* Data entries:

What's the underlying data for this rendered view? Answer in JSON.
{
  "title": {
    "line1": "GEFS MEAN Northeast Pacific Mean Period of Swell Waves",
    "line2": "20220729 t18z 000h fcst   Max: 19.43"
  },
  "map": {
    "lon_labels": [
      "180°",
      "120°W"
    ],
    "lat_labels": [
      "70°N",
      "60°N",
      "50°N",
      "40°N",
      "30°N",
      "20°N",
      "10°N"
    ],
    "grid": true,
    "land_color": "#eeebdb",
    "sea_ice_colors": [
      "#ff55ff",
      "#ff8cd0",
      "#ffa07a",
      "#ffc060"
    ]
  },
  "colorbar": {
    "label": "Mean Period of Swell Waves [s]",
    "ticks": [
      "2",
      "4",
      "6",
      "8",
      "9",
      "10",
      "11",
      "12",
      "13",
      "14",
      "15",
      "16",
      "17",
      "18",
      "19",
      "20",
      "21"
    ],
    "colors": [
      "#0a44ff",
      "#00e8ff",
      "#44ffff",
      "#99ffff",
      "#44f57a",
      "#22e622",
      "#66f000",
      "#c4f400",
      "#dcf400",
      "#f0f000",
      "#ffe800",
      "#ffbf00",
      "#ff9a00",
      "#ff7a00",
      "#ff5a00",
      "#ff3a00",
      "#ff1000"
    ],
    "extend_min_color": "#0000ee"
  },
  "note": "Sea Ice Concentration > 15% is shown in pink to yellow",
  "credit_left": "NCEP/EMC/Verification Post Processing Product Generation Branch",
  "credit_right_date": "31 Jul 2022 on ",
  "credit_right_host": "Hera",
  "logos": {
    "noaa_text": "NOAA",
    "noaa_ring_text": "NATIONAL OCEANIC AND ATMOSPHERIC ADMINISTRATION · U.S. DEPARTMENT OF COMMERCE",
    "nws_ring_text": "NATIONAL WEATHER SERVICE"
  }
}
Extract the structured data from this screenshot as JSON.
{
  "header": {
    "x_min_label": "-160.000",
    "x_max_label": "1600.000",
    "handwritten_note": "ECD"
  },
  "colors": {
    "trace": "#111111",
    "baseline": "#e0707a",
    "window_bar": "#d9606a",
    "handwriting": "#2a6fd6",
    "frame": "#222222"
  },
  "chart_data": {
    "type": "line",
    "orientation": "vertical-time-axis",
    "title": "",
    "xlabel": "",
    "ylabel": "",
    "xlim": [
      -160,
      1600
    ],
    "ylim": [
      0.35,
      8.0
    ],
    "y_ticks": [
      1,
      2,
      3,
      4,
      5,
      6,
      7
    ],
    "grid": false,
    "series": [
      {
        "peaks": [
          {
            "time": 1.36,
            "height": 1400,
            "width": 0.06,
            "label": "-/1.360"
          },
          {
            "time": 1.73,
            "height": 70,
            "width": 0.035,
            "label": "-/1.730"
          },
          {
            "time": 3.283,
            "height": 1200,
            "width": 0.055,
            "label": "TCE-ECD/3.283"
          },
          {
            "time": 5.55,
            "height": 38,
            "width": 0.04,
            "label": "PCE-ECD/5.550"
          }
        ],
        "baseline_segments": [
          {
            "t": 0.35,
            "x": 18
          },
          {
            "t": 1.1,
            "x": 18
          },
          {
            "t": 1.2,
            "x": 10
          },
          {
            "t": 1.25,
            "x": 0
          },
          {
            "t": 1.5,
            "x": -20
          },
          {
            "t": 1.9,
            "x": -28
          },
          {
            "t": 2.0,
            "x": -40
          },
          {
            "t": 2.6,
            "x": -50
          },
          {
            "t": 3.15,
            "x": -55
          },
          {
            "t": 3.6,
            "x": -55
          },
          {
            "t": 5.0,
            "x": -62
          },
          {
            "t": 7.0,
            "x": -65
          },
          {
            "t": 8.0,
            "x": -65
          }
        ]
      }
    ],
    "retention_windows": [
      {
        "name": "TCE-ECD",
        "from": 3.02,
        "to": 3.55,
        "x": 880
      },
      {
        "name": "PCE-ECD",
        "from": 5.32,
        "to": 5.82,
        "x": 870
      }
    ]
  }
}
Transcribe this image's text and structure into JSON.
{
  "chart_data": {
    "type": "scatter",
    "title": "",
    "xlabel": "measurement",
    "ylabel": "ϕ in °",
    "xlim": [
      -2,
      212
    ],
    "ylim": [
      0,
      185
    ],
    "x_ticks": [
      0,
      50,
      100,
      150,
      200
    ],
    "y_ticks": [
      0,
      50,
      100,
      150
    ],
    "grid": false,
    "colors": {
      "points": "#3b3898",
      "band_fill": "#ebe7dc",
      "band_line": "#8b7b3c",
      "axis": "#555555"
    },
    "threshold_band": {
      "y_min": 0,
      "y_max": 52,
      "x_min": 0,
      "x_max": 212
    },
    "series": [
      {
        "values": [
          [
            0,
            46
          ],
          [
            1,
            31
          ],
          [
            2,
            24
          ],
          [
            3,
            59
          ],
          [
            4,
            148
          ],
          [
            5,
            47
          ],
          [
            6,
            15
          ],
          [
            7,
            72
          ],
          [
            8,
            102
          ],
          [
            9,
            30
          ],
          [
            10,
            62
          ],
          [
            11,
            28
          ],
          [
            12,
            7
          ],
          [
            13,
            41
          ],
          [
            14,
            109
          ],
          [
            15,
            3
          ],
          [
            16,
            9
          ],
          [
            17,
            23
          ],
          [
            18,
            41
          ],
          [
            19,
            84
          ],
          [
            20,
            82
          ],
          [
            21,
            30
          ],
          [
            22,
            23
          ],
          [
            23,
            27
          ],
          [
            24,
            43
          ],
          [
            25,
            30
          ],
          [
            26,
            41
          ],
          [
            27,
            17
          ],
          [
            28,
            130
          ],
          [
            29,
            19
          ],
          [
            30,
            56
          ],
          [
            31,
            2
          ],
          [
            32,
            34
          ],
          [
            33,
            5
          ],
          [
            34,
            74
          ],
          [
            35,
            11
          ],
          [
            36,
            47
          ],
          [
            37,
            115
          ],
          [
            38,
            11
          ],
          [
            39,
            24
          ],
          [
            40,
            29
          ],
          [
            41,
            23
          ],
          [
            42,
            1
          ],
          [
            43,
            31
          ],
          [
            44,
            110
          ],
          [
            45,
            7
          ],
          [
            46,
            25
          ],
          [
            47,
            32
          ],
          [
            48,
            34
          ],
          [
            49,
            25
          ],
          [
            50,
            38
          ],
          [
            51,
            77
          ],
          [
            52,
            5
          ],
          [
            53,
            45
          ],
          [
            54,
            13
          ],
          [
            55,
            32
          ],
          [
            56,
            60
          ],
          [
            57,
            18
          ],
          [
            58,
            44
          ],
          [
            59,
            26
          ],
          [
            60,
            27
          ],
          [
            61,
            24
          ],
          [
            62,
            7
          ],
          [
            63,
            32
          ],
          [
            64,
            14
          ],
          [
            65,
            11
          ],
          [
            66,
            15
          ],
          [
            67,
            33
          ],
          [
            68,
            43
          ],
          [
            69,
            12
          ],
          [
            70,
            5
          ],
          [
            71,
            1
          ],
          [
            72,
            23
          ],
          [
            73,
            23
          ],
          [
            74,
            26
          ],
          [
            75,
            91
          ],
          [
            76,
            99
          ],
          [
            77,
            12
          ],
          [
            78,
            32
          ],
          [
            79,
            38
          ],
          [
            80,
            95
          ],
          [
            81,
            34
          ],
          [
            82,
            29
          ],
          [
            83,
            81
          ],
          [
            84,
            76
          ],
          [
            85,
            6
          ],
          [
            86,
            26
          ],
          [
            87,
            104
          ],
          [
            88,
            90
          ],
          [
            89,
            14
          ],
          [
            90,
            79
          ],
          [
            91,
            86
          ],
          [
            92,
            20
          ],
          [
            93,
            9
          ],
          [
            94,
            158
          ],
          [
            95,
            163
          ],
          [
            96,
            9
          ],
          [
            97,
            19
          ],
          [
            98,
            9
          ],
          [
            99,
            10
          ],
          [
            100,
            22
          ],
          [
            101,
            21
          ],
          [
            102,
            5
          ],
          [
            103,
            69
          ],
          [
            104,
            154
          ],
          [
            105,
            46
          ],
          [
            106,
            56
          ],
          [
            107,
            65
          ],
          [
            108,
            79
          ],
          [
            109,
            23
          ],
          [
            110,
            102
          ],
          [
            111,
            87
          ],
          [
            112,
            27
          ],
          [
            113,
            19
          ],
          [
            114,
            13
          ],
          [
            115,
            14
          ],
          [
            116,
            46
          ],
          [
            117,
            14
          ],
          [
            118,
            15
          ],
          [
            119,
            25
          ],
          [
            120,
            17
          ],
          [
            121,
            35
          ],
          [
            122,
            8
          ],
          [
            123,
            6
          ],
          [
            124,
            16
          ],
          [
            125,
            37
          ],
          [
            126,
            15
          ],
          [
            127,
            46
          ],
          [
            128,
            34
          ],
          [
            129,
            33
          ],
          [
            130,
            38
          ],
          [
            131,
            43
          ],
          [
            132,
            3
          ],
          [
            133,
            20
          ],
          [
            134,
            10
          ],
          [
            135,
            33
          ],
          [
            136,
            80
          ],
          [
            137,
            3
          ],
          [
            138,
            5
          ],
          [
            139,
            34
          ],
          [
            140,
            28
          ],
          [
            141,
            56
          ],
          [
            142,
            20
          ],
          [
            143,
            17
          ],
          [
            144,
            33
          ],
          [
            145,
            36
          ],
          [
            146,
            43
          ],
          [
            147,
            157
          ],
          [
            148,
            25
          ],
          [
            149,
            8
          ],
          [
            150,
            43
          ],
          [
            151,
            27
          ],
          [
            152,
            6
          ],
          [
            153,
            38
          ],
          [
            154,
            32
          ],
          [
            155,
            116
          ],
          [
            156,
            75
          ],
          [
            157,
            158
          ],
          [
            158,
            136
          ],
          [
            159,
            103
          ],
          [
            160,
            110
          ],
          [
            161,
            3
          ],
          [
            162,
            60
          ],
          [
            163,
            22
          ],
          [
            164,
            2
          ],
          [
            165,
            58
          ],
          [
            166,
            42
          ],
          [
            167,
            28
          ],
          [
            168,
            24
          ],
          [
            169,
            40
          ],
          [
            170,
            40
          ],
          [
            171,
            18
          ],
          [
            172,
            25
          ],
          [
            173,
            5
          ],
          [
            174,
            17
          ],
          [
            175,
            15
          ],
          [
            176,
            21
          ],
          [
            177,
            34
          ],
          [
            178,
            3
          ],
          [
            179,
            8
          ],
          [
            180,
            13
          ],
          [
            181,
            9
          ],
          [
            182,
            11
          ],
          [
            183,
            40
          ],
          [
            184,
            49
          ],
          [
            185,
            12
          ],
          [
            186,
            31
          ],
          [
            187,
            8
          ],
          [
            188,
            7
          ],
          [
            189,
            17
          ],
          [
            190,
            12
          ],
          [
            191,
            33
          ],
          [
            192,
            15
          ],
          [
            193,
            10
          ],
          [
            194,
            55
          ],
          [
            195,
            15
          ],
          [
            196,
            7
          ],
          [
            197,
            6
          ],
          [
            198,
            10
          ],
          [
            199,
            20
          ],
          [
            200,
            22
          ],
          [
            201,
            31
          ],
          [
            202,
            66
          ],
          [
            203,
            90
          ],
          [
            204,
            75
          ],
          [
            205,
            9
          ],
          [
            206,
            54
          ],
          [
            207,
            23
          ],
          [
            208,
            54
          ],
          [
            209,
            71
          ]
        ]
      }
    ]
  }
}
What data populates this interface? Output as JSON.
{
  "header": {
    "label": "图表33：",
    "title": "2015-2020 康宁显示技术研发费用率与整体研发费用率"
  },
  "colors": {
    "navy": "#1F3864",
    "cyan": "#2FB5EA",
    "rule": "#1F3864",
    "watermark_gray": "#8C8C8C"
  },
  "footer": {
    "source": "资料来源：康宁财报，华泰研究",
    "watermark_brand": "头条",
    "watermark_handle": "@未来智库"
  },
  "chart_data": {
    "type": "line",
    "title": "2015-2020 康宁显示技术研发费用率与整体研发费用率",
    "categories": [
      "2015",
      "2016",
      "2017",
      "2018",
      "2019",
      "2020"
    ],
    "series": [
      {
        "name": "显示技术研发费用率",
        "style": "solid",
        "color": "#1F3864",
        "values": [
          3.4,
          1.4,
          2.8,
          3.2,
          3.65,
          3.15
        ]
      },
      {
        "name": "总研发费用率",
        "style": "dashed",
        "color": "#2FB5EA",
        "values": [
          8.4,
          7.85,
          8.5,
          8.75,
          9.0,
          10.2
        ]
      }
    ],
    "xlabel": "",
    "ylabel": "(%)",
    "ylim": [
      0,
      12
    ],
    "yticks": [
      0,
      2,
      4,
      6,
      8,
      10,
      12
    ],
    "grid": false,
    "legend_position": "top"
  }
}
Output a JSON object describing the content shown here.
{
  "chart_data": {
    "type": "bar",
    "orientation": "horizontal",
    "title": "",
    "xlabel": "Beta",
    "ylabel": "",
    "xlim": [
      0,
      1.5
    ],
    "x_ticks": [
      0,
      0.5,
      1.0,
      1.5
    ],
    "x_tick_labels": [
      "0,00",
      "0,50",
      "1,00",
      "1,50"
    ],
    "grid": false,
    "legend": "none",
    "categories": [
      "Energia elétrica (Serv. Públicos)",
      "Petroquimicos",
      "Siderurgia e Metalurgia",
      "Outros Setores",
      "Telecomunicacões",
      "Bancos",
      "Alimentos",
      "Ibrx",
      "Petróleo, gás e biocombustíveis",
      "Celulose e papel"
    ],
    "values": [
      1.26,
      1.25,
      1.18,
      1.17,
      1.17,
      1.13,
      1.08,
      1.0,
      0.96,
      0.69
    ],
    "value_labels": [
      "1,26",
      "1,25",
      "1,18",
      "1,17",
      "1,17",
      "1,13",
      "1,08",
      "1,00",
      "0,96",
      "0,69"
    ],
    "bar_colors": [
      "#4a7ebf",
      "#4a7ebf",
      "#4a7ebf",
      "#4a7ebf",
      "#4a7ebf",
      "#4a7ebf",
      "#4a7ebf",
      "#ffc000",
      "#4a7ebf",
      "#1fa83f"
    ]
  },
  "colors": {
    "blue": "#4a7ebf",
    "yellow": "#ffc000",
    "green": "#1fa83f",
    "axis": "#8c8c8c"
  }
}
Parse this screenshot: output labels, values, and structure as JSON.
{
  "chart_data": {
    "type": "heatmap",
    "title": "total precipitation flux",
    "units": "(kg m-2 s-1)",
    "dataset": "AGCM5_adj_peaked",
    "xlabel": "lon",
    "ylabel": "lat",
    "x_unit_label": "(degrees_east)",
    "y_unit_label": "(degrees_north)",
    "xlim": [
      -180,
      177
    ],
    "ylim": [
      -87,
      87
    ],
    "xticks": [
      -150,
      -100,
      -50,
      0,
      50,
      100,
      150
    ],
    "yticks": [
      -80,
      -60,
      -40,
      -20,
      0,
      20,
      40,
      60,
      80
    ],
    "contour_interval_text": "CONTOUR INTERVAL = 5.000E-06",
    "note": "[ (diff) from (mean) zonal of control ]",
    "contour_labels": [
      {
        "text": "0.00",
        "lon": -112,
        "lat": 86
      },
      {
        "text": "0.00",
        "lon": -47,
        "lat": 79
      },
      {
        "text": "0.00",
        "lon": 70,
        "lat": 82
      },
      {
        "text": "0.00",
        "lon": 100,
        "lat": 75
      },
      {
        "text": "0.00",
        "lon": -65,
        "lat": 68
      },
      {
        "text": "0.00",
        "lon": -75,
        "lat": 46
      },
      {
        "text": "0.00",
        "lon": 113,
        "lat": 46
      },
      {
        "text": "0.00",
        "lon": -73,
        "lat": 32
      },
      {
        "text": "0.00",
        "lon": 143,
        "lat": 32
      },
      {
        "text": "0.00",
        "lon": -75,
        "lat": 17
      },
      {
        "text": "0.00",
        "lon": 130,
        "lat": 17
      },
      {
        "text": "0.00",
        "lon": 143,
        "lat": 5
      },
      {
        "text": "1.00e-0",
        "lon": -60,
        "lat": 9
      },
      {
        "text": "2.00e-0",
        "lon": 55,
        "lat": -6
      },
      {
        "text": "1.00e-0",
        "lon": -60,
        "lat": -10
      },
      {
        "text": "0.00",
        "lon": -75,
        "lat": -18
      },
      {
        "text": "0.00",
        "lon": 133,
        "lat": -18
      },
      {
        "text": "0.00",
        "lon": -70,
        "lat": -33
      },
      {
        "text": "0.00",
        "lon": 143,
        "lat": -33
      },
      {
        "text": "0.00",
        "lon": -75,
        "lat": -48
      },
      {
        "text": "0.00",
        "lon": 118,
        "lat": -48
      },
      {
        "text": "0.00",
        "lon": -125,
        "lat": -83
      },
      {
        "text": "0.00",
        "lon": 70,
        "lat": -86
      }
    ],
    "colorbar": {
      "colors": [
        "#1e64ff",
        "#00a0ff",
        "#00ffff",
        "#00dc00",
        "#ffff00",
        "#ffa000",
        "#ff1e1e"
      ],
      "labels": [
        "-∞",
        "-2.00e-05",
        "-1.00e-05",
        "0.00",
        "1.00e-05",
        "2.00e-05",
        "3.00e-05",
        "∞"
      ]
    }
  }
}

* What this task involves:
Tally up the lines in the preceding listing that contain the string "height". Respond with the number and nothing else.

* Full output:
4